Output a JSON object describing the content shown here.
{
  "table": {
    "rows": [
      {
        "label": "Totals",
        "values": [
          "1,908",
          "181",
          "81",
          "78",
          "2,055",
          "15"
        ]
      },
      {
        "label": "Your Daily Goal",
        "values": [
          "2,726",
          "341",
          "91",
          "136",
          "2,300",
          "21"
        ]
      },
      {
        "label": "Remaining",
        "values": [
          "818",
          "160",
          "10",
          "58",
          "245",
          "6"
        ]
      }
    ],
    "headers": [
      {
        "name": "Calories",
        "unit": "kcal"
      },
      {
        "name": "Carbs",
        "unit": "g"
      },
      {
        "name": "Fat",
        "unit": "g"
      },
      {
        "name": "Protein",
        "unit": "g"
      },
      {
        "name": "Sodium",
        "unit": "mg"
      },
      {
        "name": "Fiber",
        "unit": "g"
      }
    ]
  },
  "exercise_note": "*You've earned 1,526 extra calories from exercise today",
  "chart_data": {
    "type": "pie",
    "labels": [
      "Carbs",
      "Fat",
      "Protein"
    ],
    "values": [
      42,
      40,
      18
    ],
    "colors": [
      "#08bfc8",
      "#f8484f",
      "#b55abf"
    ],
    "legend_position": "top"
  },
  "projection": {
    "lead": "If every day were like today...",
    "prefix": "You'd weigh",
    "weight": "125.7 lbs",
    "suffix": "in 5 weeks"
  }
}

- **TASK REQUIREMENTS**
Restate the material word for word, keeping every line intact.

- **WRITTEN RESPONSE**
Output a JSON object describing the content shown here.
{
  "table": {
    "rows": [
      {
        "label": "Totals",
        "values": [
          "1,908",
          "181",
          "81",
          "78",
          "2,055",
          "15"
        ]
      },
      {
        "label": "Your Daily Goal",
        "values": [
          "2,726",
          "341",
          "91",
          "136",
          "2,300",
          "21"
        ]
      },
      {
        "label": "Remaining",
        "values": [
          "818",
          "160",
          "10",
          "58",
          "245",
          "6"
        ]
      }
    ],
    "headers": [
      {
        "name": "Calories",
        "unit": "kcal"
      },
      {
        "name": "Carbs",
        "unit": "g"
      },
      {
        "name": "Fat",
        "unit": "g"
      },
      {
        "name": "Protein",
        "unit": "g"
      },
      {
        "name": "Sodium",
        "unit": "mg"
      },
      {
        "name": "Fiber",
        "unit": "g"
      }
    ]
  },
  "exercise_note": "*You've earned 1,526 extra calories from exercise today",
  "chart_data": {
    "type": "pie",
    "labels": [
      "Carbs",
      "Fat",
      "Protein"
    ],
    "values": [
      42,
      40,
      18
    ],
    "colors": [
      "#08bfc8",
      "#f8484f",
      "#b55abf"
    ],
    "legend_position": "top"
  },
  "projection": {
    "lead": "If every day were like today...",
    "prefix": "You'd weigh",
    "weight": "125.7 lbs",
    "suffix": "in 5 weeks"
  }
}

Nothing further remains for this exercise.